→ **ページ抜粋**
==========
長新太さんの絵本は、今まで見てきたこととは別の視点で周りを眺めてみる、

そうすると全く別の世界が広がることを伝えてくれました。

 

この作者の黒柳徹子さんもきっと、そんな人とは別の目線を常に持っている方なんだと思います。彼女の子供の頃を描いた作品「窓際のトットちゃん」にも通じた場面がたくさん登場します。

~木が木にとまりたい~なんて、誰も気が付かないかもしれませんよね、でも徹子さんは日々そう思っていたのでしょう。木登りが大好きで、日常の生活にあるっていうのは、目線の変化の基本だったのかもしれません。

 

この作品の誕生についての、エピソードは、作品の中にも紹介されていますので詳細は省きますが、

何といっても武井さんの描く絵の世界がなんと素晴らしいことでしょう。

子どもの向けの絵を「童画」と命名して、芸術にまで高めた人です。

この人の力なくては、今の絵本に繋がらなかったもしれません。

しかも、武井さんの絵は時代を超越した新しさがありました。

当時は新しすぎて理解されなかったこともあったようですが、だからこそ、今も全く古びることなく輝きを放っています。
==========
→ **コレクションの記録**
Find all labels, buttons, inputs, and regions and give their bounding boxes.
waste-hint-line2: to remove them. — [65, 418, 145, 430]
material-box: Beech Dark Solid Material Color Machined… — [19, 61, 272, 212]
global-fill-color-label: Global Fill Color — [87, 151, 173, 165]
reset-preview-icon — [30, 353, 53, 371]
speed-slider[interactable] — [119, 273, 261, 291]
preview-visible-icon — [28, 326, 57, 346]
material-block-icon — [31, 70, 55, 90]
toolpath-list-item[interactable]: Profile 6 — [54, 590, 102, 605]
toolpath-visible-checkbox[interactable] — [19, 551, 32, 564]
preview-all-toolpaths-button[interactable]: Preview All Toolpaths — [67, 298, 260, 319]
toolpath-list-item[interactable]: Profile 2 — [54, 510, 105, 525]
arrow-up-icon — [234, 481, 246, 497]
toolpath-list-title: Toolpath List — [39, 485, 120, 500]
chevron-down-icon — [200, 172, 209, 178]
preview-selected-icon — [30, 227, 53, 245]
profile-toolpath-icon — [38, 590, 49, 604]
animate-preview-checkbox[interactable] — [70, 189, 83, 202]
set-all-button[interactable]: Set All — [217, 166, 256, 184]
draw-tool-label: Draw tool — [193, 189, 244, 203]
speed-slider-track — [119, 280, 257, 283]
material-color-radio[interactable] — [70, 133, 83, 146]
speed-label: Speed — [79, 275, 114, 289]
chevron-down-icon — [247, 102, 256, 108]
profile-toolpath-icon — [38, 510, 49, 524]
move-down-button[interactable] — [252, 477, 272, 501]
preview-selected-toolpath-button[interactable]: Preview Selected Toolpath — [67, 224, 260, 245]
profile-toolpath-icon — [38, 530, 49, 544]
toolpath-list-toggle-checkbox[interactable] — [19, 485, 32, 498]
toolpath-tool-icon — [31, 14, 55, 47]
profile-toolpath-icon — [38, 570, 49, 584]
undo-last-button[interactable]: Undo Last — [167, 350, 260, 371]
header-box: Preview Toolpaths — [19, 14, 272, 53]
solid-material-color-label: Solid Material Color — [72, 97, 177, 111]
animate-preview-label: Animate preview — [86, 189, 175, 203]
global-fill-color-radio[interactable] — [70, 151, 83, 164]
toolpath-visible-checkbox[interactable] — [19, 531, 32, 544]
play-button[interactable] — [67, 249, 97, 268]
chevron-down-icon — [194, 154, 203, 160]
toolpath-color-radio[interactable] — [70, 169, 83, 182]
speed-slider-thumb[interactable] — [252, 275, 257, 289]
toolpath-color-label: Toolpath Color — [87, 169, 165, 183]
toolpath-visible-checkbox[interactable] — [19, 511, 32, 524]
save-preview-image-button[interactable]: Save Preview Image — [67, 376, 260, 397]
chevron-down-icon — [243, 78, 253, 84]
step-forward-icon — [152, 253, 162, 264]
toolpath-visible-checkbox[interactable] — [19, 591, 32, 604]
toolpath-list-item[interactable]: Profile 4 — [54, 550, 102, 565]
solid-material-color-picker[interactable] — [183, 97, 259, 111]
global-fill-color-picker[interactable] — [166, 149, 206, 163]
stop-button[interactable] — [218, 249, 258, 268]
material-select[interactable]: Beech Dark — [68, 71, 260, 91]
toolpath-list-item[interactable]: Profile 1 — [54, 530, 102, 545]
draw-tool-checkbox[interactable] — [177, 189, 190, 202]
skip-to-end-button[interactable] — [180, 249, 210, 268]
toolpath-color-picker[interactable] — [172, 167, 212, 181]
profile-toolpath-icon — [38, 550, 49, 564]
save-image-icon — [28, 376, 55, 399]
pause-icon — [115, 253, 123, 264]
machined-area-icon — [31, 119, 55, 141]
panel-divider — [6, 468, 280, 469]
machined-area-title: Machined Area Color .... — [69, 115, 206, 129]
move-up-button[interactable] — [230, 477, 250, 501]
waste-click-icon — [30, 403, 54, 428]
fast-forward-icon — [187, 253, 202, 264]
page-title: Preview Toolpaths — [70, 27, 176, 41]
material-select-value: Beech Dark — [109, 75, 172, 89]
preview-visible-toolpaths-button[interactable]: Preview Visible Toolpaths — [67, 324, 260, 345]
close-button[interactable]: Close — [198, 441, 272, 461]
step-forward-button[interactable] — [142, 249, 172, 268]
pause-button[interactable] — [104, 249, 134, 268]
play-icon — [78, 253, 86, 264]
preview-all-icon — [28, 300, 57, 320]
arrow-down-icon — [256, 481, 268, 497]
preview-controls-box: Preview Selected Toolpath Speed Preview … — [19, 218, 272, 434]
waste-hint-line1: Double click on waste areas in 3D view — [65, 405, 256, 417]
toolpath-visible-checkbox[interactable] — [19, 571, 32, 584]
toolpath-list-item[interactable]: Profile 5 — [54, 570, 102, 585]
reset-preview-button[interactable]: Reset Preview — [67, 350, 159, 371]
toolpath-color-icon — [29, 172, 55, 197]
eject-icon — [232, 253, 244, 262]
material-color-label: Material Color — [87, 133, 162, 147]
==========
→ **課題の説明**
上の絵本についての文章から、「この作品の誕生についての、エ」から「しかも、武井さんの絵は時代を超越した新しさがありました。」までをすべて、一字一句変えずに書き写しなさい。

→ **解答**
この作品の誕生についての、エピソードは、作品の中にも紹介されていますので詳細は省きますが、

何といっても武井さんの描く絵の世界がなんと素晴らしいことでしょう。

子どもの向けの絵を「童画」と命名して、芸術にまで高めた人です。

この人の力なくては、今の絵本に繋がらなかったもしれません。

しかも、武井さんの絵は時代を超越した新しさがありました。